#### GOAL:
Reply with nothing except the number of lines that contain the word "소비자의".

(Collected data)
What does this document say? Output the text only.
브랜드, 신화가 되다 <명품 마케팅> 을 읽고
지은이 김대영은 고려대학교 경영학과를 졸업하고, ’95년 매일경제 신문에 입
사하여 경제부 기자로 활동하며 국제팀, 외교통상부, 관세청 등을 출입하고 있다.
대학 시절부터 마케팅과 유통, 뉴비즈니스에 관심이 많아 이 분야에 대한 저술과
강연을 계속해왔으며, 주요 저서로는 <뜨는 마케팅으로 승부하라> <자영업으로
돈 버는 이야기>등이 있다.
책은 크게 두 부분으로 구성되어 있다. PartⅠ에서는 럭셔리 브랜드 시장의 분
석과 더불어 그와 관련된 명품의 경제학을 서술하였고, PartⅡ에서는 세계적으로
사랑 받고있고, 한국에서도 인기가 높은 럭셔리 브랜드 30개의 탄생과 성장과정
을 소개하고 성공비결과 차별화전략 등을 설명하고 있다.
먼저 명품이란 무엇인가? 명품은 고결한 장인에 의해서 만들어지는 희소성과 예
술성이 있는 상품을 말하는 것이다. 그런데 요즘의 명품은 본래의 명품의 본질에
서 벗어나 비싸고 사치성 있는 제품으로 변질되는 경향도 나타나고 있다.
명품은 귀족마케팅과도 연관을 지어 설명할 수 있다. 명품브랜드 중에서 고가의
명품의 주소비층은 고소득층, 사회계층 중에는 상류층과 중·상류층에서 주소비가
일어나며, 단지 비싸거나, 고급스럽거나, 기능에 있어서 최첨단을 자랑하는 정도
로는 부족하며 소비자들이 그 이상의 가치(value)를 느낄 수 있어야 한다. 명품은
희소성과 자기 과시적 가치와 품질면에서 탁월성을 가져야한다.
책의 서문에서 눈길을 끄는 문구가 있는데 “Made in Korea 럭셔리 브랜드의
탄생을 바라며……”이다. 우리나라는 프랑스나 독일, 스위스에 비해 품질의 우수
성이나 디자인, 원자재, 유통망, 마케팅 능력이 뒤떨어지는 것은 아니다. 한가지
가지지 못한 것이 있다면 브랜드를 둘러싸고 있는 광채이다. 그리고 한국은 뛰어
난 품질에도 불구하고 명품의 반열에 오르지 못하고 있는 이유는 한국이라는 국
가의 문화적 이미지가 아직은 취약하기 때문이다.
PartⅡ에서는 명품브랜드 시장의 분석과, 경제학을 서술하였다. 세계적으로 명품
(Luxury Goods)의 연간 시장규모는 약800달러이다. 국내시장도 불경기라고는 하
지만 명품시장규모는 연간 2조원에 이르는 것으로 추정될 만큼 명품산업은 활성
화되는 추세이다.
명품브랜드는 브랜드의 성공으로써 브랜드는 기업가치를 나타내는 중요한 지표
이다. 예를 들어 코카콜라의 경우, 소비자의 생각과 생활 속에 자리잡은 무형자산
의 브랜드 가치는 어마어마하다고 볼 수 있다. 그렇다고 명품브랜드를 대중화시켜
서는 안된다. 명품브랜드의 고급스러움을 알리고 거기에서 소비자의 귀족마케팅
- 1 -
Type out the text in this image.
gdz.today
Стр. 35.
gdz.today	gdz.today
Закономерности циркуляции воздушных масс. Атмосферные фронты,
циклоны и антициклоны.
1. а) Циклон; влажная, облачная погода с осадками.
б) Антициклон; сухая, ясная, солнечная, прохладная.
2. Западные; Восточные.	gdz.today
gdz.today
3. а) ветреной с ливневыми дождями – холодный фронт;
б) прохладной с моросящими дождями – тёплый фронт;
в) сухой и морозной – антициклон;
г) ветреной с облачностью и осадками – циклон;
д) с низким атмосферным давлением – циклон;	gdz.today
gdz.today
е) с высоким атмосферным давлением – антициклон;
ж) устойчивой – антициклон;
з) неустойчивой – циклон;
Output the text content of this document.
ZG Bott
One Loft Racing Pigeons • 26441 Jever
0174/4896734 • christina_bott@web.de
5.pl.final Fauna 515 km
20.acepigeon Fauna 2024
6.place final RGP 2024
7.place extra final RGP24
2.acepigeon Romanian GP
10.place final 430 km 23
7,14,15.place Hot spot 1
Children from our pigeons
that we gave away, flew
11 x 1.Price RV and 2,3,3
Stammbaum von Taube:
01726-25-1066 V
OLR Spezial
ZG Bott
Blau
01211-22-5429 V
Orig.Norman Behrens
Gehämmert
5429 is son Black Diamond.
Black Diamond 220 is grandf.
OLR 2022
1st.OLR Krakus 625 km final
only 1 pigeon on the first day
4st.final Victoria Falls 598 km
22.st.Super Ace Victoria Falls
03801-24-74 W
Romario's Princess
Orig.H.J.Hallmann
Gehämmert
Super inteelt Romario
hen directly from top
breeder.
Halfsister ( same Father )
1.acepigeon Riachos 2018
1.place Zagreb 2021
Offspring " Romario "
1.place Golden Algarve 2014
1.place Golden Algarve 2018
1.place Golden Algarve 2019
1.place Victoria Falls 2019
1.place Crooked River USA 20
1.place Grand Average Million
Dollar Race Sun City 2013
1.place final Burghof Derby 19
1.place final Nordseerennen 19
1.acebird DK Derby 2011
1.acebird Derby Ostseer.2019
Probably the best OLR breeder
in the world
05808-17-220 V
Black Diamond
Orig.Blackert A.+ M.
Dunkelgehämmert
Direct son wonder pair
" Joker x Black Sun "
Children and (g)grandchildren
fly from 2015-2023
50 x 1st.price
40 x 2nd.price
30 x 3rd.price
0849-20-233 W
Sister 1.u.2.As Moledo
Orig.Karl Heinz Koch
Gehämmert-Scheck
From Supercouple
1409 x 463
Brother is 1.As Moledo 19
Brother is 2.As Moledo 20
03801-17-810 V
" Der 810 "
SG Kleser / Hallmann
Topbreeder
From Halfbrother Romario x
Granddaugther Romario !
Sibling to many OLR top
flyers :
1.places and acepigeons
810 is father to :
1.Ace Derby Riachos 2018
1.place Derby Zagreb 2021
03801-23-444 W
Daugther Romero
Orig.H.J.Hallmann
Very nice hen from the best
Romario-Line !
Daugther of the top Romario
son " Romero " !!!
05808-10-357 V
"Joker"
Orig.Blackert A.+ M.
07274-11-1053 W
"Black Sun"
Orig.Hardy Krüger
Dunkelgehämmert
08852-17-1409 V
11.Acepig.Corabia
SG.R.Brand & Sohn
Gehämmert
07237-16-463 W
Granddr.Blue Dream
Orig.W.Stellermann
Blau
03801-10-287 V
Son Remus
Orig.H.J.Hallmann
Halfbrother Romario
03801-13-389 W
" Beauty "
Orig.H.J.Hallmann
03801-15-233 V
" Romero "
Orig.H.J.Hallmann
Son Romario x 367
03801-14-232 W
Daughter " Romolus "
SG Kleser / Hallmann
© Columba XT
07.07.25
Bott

--

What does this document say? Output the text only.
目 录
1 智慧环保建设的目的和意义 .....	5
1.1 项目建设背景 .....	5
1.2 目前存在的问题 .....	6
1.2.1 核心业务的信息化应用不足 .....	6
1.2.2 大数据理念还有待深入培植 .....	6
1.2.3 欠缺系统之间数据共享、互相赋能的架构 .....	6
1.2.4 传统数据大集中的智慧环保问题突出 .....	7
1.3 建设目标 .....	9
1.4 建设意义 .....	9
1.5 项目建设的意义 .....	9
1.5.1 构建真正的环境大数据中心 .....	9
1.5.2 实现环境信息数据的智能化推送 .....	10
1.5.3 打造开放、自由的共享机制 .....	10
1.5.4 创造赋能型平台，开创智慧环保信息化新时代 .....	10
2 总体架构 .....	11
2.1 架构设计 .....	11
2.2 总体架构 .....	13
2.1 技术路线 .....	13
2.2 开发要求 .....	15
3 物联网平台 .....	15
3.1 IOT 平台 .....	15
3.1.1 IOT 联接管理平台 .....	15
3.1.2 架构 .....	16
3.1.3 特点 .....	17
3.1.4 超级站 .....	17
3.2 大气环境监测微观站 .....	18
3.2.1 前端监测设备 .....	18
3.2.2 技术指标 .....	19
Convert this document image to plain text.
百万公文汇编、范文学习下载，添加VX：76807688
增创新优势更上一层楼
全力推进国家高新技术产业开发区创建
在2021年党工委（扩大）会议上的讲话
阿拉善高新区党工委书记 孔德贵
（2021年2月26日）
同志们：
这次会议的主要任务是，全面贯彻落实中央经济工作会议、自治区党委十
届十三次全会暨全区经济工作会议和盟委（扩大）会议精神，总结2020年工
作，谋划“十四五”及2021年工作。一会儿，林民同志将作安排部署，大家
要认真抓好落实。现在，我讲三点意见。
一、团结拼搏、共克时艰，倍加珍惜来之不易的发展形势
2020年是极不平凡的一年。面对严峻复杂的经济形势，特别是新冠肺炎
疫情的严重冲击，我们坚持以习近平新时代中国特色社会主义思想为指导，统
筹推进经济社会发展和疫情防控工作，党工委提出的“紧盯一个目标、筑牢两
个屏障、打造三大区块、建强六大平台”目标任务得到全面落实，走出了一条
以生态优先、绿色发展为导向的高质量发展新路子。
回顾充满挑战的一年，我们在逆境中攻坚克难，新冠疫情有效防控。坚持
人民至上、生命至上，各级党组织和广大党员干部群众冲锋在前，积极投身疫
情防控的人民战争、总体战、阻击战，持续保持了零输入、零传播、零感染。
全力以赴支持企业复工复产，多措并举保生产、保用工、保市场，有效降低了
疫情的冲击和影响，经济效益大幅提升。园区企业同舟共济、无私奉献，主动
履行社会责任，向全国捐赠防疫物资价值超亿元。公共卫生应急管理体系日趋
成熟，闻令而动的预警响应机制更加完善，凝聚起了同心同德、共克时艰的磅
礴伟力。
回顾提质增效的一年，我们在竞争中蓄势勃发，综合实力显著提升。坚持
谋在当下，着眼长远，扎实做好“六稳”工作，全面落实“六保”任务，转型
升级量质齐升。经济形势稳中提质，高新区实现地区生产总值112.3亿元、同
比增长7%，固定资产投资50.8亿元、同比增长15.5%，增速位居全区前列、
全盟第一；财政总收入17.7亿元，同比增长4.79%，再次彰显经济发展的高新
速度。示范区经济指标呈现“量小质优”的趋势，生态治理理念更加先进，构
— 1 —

#### RESULT OF THIS EXERCISE:
2